Objective 1: In the piece on striped glass below, reproduce word for word the passage from "The stripes are" up to and including "with the glass.".

Extract provided:
Yikes! Stripes!

Did you ever look at a large expensive building covered in glass? That glass is usually coated with some exotic materials to reflect heat in either direction. Some glass manufacturers are even shipping self cleaning glass. If you look hard, some of those large glass panels have stripes on them. Builders and architects hate that; so do I.

The stripes are usually caused by variations in the thickness of the coating material causing light to reflect non-uniform angles. A glass coating company I recently visited was coating sample pieces and was struggling with that same problem. This glass company was vaporizing a super secret liquid precursor for coating glass. In this process the vapor traveled through a very hot slot (as wide as the glass) over hot moving glass where a surface reaction takes place causing it to bond with the glass.

Objective 2: Duplicate the records from their first line up to and including the line with "- code-line[interactable]: 8", keeping every character unchanged.

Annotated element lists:
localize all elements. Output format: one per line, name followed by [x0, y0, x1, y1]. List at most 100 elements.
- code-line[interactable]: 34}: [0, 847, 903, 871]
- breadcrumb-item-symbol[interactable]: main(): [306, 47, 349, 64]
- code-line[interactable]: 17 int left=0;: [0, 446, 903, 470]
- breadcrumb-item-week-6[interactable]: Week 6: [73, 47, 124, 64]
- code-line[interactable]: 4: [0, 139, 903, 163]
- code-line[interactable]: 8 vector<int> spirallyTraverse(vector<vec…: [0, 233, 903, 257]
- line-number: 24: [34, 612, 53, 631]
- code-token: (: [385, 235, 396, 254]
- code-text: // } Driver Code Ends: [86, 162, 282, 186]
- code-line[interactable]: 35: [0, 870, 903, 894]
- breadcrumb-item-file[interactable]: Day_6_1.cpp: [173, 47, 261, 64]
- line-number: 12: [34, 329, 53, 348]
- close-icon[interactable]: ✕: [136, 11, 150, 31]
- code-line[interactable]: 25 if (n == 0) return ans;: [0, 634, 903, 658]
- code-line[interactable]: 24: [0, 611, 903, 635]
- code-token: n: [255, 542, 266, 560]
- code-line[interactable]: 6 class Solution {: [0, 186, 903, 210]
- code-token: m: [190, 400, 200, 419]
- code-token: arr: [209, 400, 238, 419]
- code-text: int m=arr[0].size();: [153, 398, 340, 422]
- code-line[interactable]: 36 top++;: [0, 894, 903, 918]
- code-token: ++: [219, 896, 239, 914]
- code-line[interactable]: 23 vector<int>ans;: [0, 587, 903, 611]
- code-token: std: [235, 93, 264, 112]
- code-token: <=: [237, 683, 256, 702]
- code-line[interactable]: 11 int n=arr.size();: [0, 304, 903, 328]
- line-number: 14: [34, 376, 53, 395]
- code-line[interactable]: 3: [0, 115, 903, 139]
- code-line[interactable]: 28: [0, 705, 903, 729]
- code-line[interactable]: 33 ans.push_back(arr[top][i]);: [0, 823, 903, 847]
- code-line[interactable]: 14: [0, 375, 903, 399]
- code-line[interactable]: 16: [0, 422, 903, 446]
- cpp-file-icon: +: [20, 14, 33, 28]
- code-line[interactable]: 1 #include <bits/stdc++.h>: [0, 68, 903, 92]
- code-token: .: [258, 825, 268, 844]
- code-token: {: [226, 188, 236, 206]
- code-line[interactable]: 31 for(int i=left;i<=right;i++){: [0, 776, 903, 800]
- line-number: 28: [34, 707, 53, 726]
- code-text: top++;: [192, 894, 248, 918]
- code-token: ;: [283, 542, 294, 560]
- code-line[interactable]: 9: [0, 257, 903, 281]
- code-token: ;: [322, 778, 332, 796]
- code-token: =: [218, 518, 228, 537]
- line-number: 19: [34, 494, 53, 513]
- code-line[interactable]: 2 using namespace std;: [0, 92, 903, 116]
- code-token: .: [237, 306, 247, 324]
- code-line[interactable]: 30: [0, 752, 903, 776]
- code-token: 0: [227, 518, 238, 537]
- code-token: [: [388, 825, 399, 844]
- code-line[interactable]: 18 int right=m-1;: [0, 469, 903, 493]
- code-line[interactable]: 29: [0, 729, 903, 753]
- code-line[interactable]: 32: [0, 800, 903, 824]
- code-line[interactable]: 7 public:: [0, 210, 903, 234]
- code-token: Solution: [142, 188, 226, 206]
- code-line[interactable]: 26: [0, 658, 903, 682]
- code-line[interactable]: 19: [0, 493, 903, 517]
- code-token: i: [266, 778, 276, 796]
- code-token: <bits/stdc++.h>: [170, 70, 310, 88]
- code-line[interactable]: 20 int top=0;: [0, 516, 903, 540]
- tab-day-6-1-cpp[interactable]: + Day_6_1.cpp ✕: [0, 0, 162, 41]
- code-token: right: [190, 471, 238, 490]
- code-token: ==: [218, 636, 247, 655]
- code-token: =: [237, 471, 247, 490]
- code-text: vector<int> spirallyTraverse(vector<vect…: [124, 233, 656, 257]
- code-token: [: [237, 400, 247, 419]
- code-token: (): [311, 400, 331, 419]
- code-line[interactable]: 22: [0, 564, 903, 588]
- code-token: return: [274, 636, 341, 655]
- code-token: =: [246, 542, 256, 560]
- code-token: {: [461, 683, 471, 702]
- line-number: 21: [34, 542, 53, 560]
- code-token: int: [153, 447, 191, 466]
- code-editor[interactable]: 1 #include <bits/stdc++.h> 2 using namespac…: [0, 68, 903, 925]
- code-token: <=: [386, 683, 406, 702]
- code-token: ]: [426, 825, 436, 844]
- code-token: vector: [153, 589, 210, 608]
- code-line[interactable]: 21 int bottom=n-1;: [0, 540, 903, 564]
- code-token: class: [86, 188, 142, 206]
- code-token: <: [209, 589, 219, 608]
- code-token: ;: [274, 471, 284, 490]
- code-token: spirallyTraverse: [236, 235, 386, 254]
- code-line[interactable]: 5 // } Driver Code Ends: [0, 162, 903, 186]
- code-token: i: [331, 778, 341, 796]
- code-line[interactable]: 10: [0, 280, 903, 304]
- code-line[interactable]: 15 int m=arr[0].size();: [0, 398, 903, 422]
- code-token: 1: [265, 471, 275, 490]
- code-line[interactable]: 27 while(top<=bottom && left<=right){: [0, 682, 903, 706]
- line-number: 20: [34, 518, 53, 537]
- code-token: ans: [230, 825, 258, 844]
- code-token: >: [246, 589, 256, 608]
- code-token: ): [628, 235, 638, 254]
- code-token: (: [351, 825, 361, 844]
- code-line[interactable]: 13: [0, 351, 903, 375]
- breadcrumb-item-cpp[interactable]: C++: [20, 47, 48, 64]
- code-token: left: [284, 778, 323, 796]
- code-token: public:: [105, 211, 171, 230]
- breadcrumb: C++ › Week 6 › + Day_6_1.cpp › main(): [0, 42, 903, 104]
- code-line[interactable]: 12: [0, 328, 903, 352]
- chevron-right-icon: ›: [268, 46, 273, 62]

Task output 1:
The stripes are usually caused by variations in the thickness of the coating material causing light to reflect non-uniform angles. A glass coating company I recently visited was coating sample pieces and was struggling with that same problem. This glass company was vaporizing a super secret liquid precursor for coating glass. In this process the vapor traveled through a very hot slot (as wide as the glass) over hot moving glass where a surface reaction takes place causing it to bond with the glass.

Task output 2:
localize all elements. Output format: one per line, name followed by [x0, y0, x1, y1]. List at most 100 elements.
- code-line[interactable]: 34}: [0, 847, 903, 871]
- breadcrumb-item-symbol[interactable]: main(): [306, 47, 349, 64]
- code-line[interactable]: 17 int left=0;: [0, 446, 903, 470]
- breadcrumb-item-week-6[interactable]: Week 6: [73, 47, 124, 64]
- code-line[interactable]: 4: [0, 139, 903, 163]
- code-line[interactable]: 8 vector<int> spirallyTraverse(vector<vec…: [0, 233, 903, 257]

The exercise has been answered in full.